# Start of Given data

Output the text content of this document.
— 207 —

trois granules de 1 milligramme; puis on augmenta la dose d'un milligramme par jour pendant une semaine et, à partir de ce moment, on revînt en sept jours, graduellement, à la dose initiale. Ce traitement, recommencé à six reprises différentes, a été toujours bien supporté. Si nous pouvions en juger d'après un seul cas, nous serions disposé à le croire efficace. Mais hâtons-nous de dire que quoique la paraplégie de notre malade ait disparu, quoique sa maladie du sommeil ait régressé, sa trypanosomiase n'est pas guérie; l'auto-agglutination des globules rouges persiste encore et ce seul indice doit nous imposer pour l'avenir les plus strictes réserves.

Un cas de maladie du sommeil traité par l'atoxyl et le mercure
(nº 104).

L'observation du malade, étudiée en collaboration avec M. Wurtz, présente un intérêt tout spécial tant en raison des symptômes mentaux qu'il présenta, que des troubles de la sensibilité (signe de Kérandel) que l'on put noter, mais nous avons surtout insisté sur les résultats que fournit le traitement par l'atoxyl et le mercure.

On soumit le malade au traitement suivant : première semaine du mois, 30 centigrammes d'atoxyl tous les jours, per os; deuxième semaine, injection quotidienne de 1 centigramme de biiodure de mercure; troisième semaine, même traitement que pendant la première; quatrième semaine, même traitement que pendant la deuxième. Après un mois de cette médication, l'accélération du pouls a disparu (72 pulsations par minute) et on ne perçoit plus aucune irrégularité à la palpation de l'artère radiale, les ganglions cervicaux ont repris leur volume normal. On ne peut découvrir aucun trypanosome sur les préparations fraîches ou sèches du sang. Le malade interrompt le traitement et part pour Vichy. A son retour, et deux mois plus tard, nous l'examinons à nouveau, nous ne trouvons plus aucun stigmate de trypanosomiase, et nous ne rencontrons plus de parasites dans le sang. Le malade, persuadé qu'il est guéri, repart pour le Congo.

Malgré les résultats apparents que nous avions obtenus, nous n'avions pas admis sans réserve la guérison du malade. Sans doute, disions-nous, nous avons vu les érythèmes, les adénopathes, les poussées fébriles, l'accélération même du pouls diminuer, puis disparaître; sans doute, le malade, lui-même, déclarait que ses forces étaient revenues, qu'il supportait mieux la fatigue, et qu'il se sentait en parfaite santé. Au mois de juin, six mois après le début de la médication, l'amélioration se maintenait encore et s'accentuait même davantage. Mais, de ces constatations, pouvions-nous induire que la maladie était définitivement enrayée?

# End of Given data

• _Given request_
Write the data from above out again, exactly.

• _Solved problem_
Output the text content of this document.
— 207 —

trois granules de 1 milligramme; puis on augmenta la dose d'un milligramme par jour pendant une semaine et, à partir de ce moment, on revînt en sept jours, graduellement, à la dose initiale. Ce traitement, recommencé à six reprises différentes, a été toujours bien supporté. Si nous pouvions en juger d'après un seul cas, nous serions disposé à le croire efficace. Mais hâtons-nous de dire que quoique la paraplégie de notre malade ait disparu, quoique sa maladie du sommeil ait régressé, sa trypanosomiase n'est pas guérie; l'auto-agglutination des globules rouges persiste encore et ce seul indice doit nous imposer pour l'avenir les plus strictes réserves.

Un cas de maladie du sommeil traité par l'atoxyl et le mercure
(nº 104).

L'observation du malade, étudiée en collaboration avec M. Wurtz, présente un intérêt tout spécial tant en raison des symptômes mentaux qu'il présenta, que des troubles de la sensibilité (signe de Kérandel) que l'on put noter, mais nous avons surtout insisté sur les résultats que fournit le traitement par l'atoxyl et le mercure.

On soumit le malade au traitement suivant : première semaine du mois, 30 centigrammes d'atoxyl tous les jours, per os; deuxième semaine, injection quotidienne de 1 centigramme de biiodure de mercure; troisième semaine, même traitement que pendant la première; quatrième semaine, même traitement que pendant la deuxième. Après un mois de cette médication, l'accélération du pouls a disparu (72 pulsations par minute) et on ne perçoit plus aucune irrégularité à la palpation de l'artère radiale, les ganglions cervicaux ont repris leur volume normal. On ne peut découvrir aucun trypanosome sur les préparations fraîches ou sèches du sang. Le malade interrompt le traitement et part pour Vichy. A son retour, et deux mois plus tard, nous l'examinons à nouveau, nous ne trouvons plus aucun stigmate de trypanosomiase, et nous ne rencontrons plus de parasites dans le sang. Le malade, persuadé qu'il est guéri, repart pour le Congo.

Malgré les résultats apparents que nous avions obtenus, nous n'avions pas admis sans réserve la guérison du malade. Sans doute, disions-nous, nous avons vu les érythèmes, les adénopathes, les poussées fébriles, l'accélération même du pouls diminuer, puis disparaître; sans doute, le malade, lui-même, déclarait que ses forces étaient revenues, qu'il supportait mieux la fatigue, et qu'il se sentait en parfaite santé. Au mois de juin, six mois après le début de la médication, l'amélioration se maintenait encore et s'accentuait même davantage. Mais, de ces constatations, pouvions-nous induire que la maladie était définitivement enrayée?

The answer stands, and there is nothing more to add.